Task requirements
The records are to be restated in their entirety, word for word.

Data entries for graphics
━━━━

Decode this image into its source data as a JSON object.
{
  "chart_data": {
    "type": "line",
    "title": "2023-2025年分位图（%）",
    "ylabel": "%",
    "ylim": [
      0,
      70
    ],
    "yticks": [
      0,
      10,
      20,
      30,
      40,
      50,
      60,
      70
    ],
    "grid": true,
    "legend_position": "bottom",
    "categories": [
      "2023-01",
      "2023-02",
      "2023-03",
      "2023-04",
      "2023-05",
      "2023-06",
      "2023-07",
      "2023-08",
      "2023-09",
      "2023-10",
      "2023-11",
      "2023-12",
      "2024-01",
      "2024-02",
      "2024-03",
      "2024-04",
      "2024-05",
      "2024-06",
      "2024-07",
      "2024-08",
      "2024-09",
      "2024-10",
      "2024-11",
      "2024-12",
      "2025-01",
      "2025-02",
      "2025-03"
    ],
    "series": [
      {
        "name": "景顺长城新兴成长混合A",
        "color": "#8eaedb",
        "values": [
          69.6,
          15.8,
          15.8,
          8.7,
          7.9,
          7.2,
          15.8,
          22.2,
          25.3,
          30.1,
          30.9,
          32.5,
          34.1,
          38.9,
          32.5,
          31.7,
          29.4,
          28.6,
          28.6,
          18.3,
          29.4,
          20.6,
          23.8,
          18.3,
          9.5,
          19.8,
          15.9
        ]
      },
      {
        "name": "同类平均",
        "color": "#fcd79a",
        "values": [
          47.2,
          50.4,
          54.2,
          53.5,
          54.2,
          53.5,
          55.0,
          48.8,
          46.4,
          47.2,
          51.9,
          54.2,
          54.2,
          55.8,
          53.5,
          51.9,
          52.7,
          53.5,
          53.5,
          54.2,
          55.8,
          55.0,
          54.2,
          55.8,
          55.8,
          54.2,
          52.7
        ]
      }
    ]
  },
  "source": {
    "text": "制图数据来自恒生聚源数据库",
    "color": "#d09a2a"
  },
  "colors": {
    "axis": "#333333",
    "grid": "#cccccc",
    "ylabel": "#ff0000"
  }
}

━━━━

Output below
Decode this image into its source data as a JSON object.
{
  "chart_data": {
    "type": "line",
    "title": "2023-2025年分位图（%）",
    "ylabel": "%",
    "ylim": [
      0,
      70
    ],
    "yticks": [
      0,
      10,
      20,
      30,
      40,
      50,
      60,
      70
    ],
    "grid": true,
    "legend_position": "bottom",
    "categories": [
      "2023-01",
      "2023-02",
      "2023-03",
      "2023-04",
      "2023-05",
      "2023-06",
      "2023-07",
      "2023-08",
      "2023-09",
      "2023-10",
      "2023-11",
      "2023-12",
      "2024-01",
      "2024-02",
      "2024-03",
      "2024-04",
      "2024-05",
      "2024-06",
      "2024-07",
      "2024-08",
      "2024-09",
      "2024-10",
      "2024-11",
      "2024-12",
      "2025-01",
      "2025-02",
      "2025-03"
    ],
    "series": [
      {
        "name": "景顺长城新兴成长混合A",
        "color": "#8eaedb",
        "values": [
          69.6,
          15.8,
          15.8,
          8.7,
          7.9,
          7.2,
          15.8,
          22.2,
          25.3,
          30.1,
          30.9,
          32.5,
          34.1,
          38.9,
          32.5,
          31.7,
          29.4,
          28.6,
          28.6,
          18.3,
          29.4,
          20.6,
          23.8,
          18.3,
          9.5,
          19.8,
          15.9
        ]
      },
      {
        "name": "同类平均",
        "color": "#fcd79a",
        "values": [
          47.2,
          50.4,
          54.2,
          53.5,
          54.2,
          53.5,
          55.0,
          48.8,
          46.4,
          47.2,
          51.9,
          54.2,
          54.2,
          55.8,
          53.5,
          51.9,
          52.7,
          53.5,
          53.5,
          54.2,
          55.8,
          55.0,
          54.2,
          55.8,
          55.8,
          54.2,
          52.7
        ]
      }
    ]
  },
  "source": {
    "text": "制图数据来自恒生聚源数据库",
    "color": "#d09a2a"
  },
  "colors": {
    "axis": "#333333",
    "grid": "#cccccc",
    "ylabel": "#ff0000"
  }
}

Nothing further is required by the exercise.